What you have to do ▸ Output the entries below exactly as written, omitting pictures.
+++ Provided information +++
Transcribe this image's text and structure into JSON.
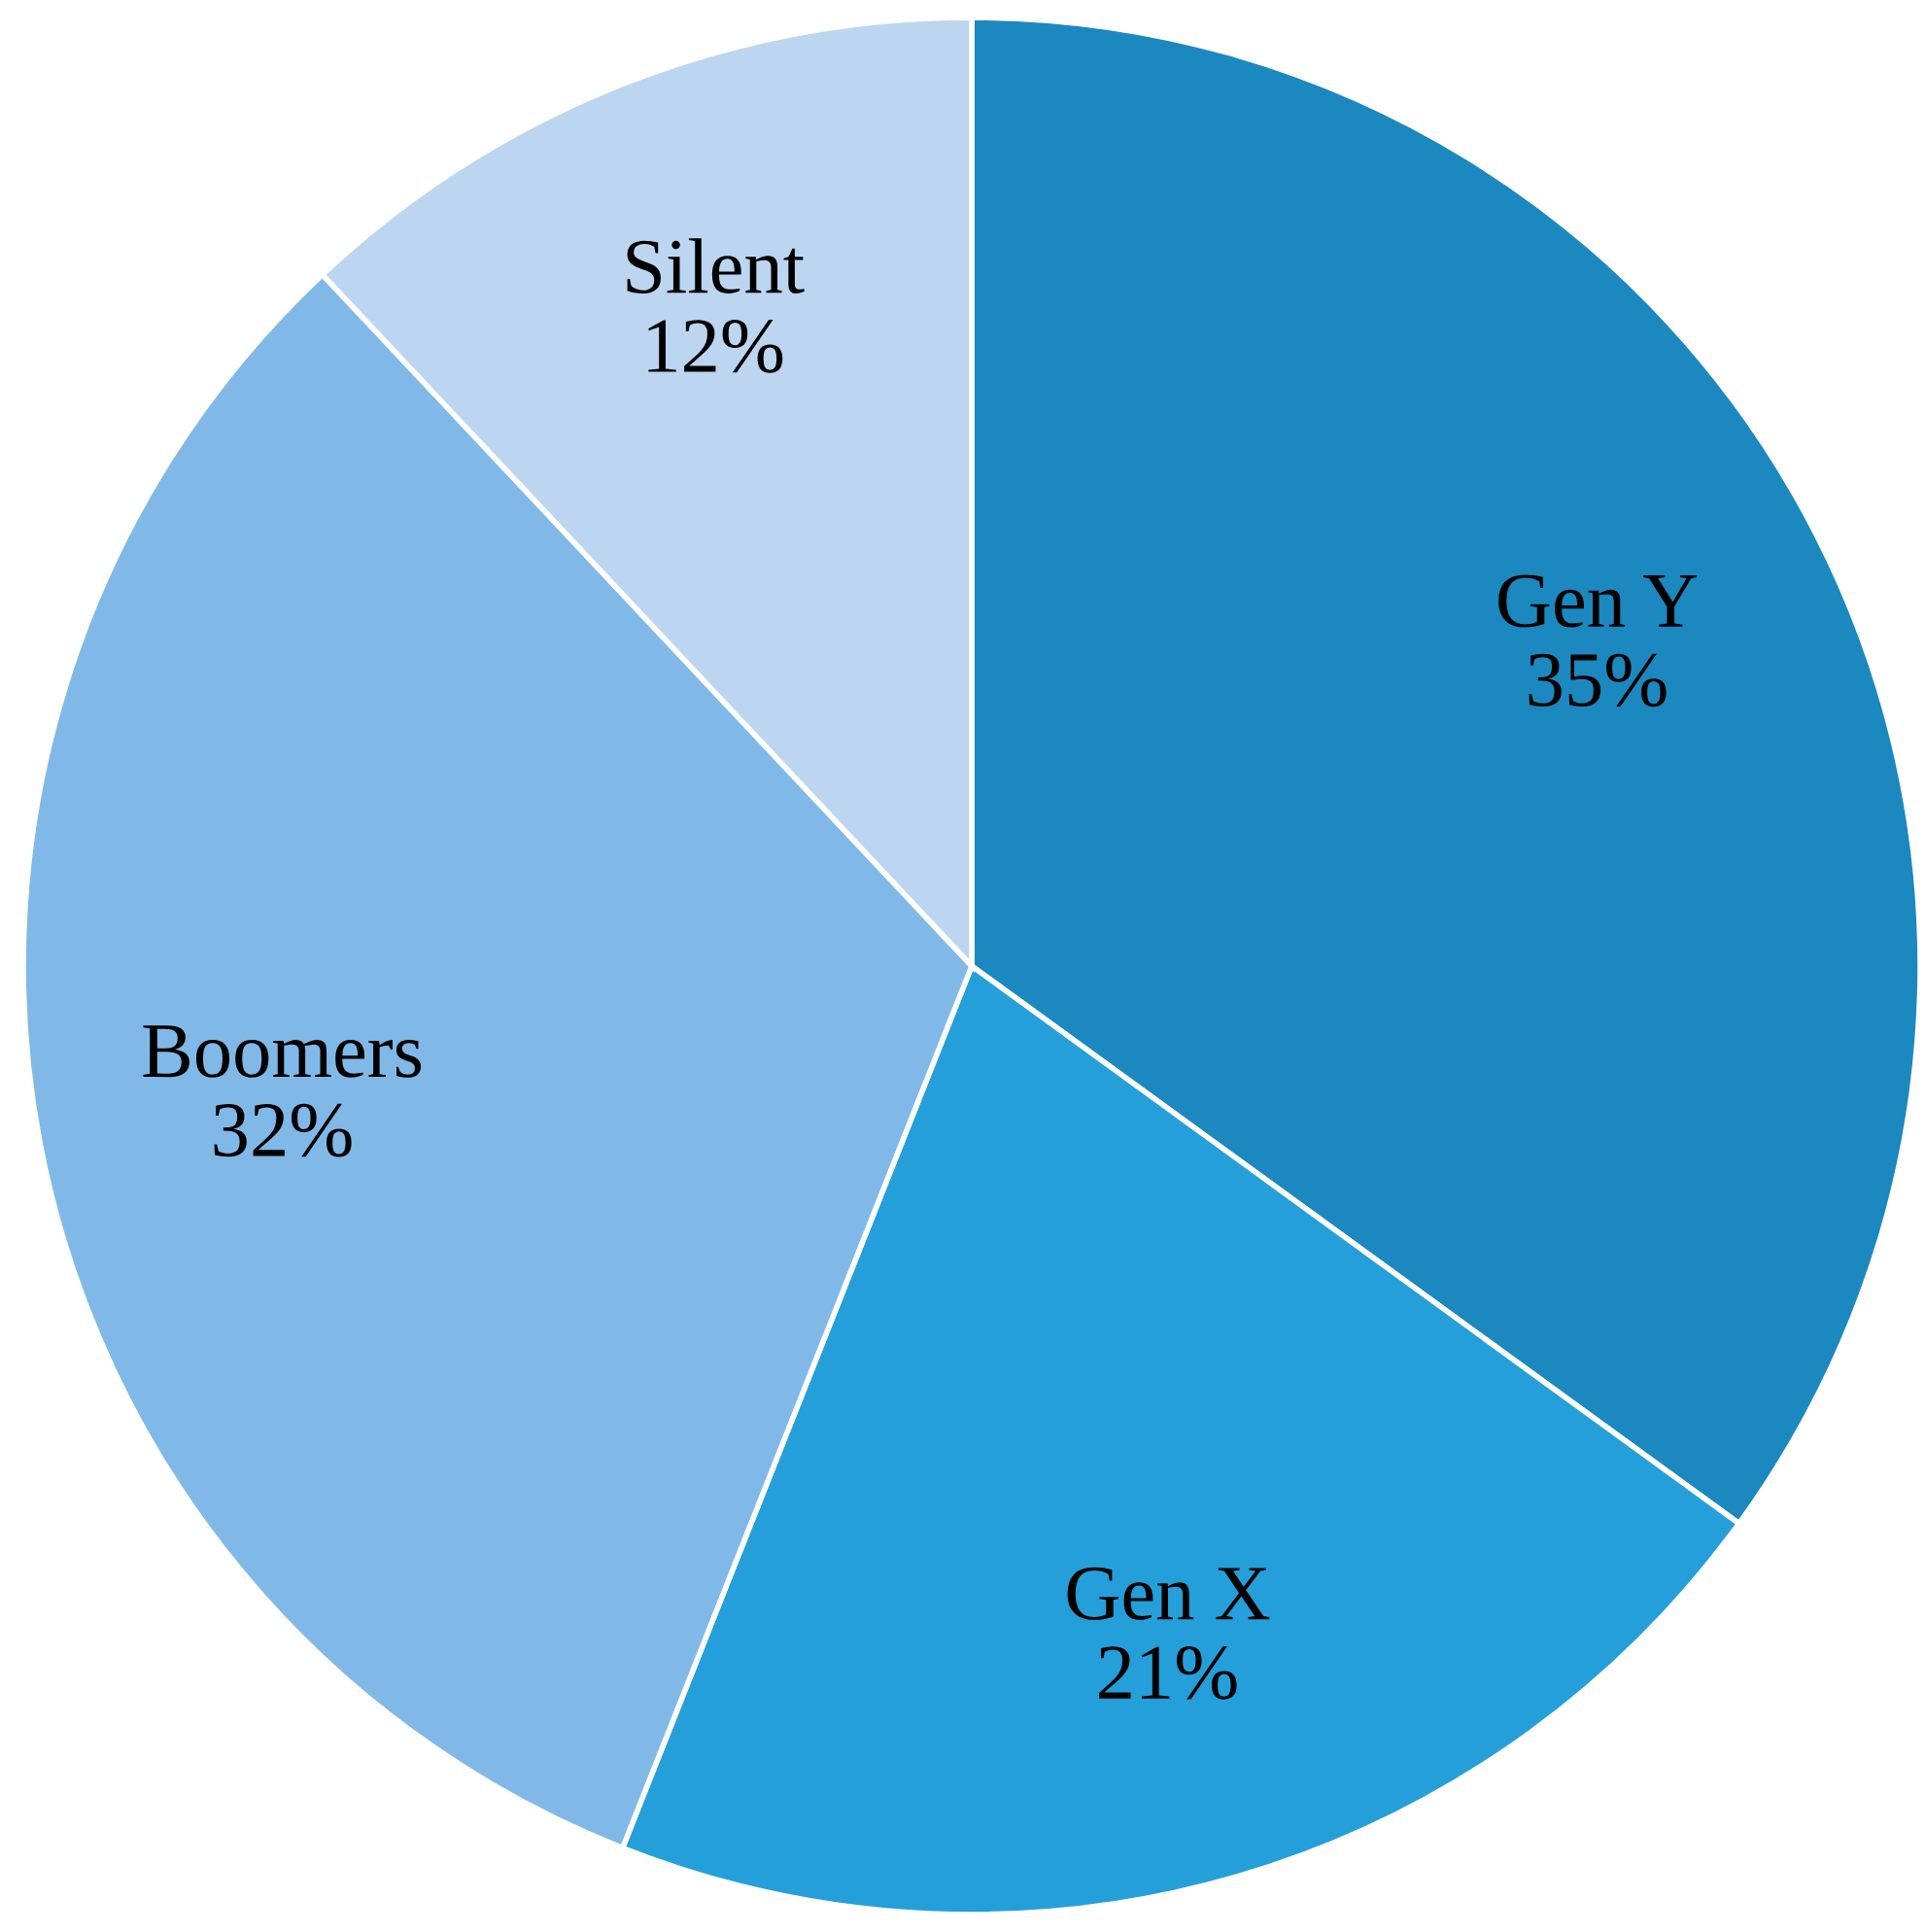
{
  "chart_data": {
    "type": "pie",
    "categories": [
      "Gen Y",
      "Gen X",
      "Boomers",
      "Silent"
    ],
    "values": [
      35,
      21,
      32,
      12
    ],
    "value_labels": [
      "35%",
      "21%",
      "32%",
      "12%"
    ],
    "colors": [
      "#1b88c0",
      "#249fda",
      "#80b9e8",
      "#bcd5f1"
    ]
  }
}
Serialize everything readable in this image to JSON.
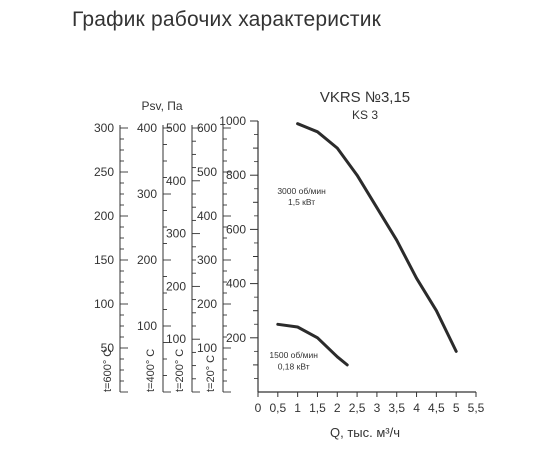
{
  "page": {
    "title": "График рабочих характеристик"
  },
  "chart_data": {
    "type": "line",
    "model": "VKRS №3,15",
    "submodel": "KS 3",
    "xlabel": "Q, тыс. м³/ч",
    "ylabel": "Psv, Па",
    "xlim": [
      0,
      5.5
    ],
    "ylim": [
      0,
      1000
    ],
    "x_ticks": [
      "0",
      "0,5",
      "1",
      "1,5",
      "2",
      "2,5",
      "3",
      "3,5",
      "4",
      "4,5",
      "5",
      "5,5"
    ],
    "y_ticks": [
      "200",
      "400",
      "600",
      "800",
      "1000"
    ],
    "grid": false,
    "series": [
      {
        "name_line1": "3000 об/мин",
        "name_line2": "1,5 кВт",
        "points": [
          [
            1.0,
            990
          ],
          [
            1.5,
            960
          ],
          [
            2.0,
            900
          ],
          [
            2.5,
            800
          ],
          [
            3.0,
            680
          ],
          [
            3.5,
            560
          ],
          [
            4.0,
            420
          ],
          [
            4.5,
            300
          ],
          [
            5.0,
            150
          ]
        ]
      },
      {
        "name_line1": "1500 об/мин",
        "name_line2": "0,18 кВт",
        "points": [
          [
            0.5,
            250
          ],
          [
            1.0,
            240
          ],
          [
            1.5,
            200
          ],
          [
            2.0,
            130
          ],
          [
            2.25,
            100
          ]
        ]
      }
    ],
    "temp_scales": [
      {
        "label": "t=600° C",
        "max": 300,
        "labels": [
          "50",
          "100",
          "150",
          "200",
          "250",
          "300"
        ]
      },
      {
        "label": "t=400° C",
        "max": 400,
        "labels": [
          "100",
          "200",
          "300",
          "400"
        ]
      },
      {
        "label": "t=200° C",
        "max": 500,
        "labels": [
          "100",
          "200",
          "300",
          "400",
          "500"
        ]
      },
      {
        "label": "t=20° C",
        "max": 600,
        "labels": [
          "100",
          "200",
          "300",
          "400",
          "500",
          "600"
        ]
      }
    ]
  }
}
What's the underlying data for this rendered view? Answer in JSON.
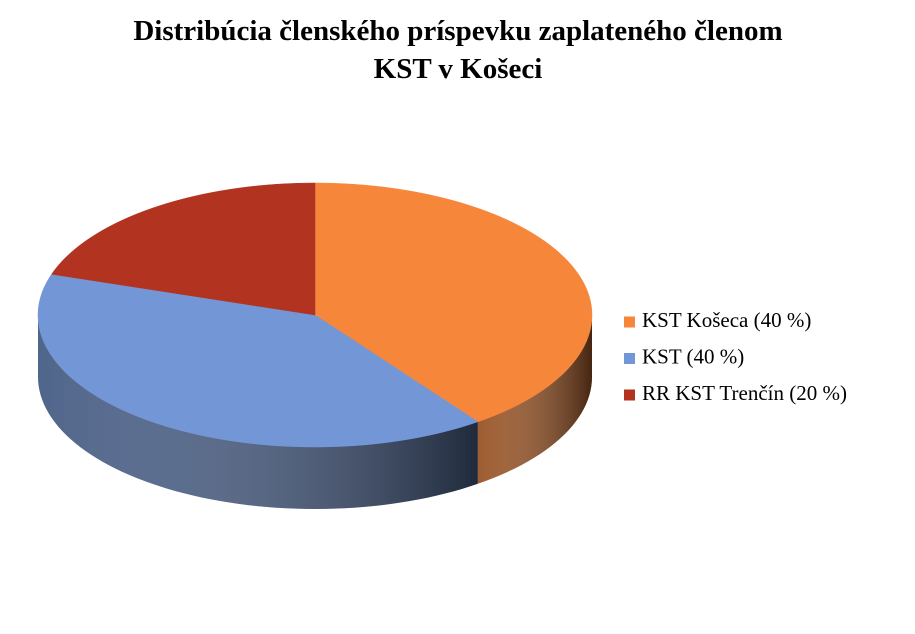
{
  "chart_data": {
    "type": "pie",
    "title": "Distribúcia členského príspevku zaplateného členom KST v Košeci",
    "categories": [
      "KST Košeca (40 %)",
      "KST (40 %)",
      "RR KST Trenčín (20 %)"
    ],
    "values": [
      40,
      40,
      20
    ],
    "colors": [
      "#f6863a",
      "#7396d6",
      "#b23320"
    ],
    "legend": "right"
  }
}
+++
Worked answer ▸
Transcribe this image's text and structure into JSON.
{
  "chart_data": {
    "type": "pie",
    "categories": [
      "Gen Y",
      "Gen X",
      "Boomers",
      "Silent"
    ],
    "values": [
      35,
      21,
      32,
      12
    ],
    "value_labels": [
      "35%",
      "21%",
      "32%",
      "12%"
    ],
    "colors": [
      "#1b88c0",
      "#249fda",
      "#80b9e8",
      "#bcd5f1"
    ]
  }
}
Serialize everything readable in this image to JSON.
{
  "page": {
    "title": "График рабочих характеристик"
  },
  "chart_data": {
    "type": "line",
    "model": "VKRS №3,15",
    "submodel": "KS 3",
    "xlabel": "Q, тыс. м³/ч",
    "ylabel": "Psv, Па",
    "xlim": [
      0,
      5.5
    ],
    "ylim": [
      0,
      1000
    ],
    "x_ticks": [
      "0",
      "0,5",
      "1",
      "1,5",
      "2",
      "2,5",
      "3",
      "3,5",
      "4",
      "4,5",
      "5",
      "5,5"
    ],
    "y_ticks": [
      "200",
      "400",
      "600",
      "800",
      "1000"
    ],
    "grid": false,
    "series": [
      {
        "name_line1": "3000 об/мин",
        "name_line2": "1,5 кВт",
        "points": [
          [
            1.0,
            990
          ],
          [
            1.5,
            960
          ],
          [
            2.0,
            900
          ],
          [
            2.5,
            800
          ],
          [
            3.0,
            680
          ],
          [
            3.5,
            560
          ],
          [
            4.0,
            420
          ],
          [
            4.5,
            300
          ],
          [
            5.0,
            150
          ]
        ]
      },
      {
        "name_line1": "1500 об/мин",
        "name_line2": "0,18 кВт",
        "points": [
          [
            0.5,
            250
          ],
          [
            1.0,
            240
          ],
          [
            1.5,
            200
          ],
          [
            2.0,
            130
          ],
          [
            2.25,
            100
          ]
        ]
      }
    ],
    "temp_scales": [
      {
        "label": "t=600° C",
        "max": 300,
        "labels": [
          "50",
          "100",
          "150",
          "200",
          "250",
          "300"
        ]
      },
      {
        "label": "t=400° C",
        "max": 400,
        "labels": [
          "100",
          "200",
          "300",
          "400"
        ]
      },
      {
        "label": "t=200° C",
        "max": 500,
        "labels": [
          "100",
          "200",
          "300",
          "400",
          "500"
        ]
      },
      {
        "label": "t=20° C",
        "max": 600,
        "labels": [
          "100",
          "200",
          "300",
          "400",
          "500",
          "600"
        ]
      }
    ]
  }
}
What's the underlying data for this rendered view? Answer in JSON.
{
  "chart_data": {
    "type": "pie",
    "title": "Distribúcia členského príspevku zaplateného členom KST v Košeci",
    "categories": [
      "KST Košeca (40 %)",
      "KST (40 %)",
      "RR KST Trenčín (20 %)"
    ],
    "values": [
      40,
      40,
      20
    ],
    "colors": [
      "#f6863a",
      "#7396d6",
      "#b23320"
    ],
    "legend": "right"
  }
}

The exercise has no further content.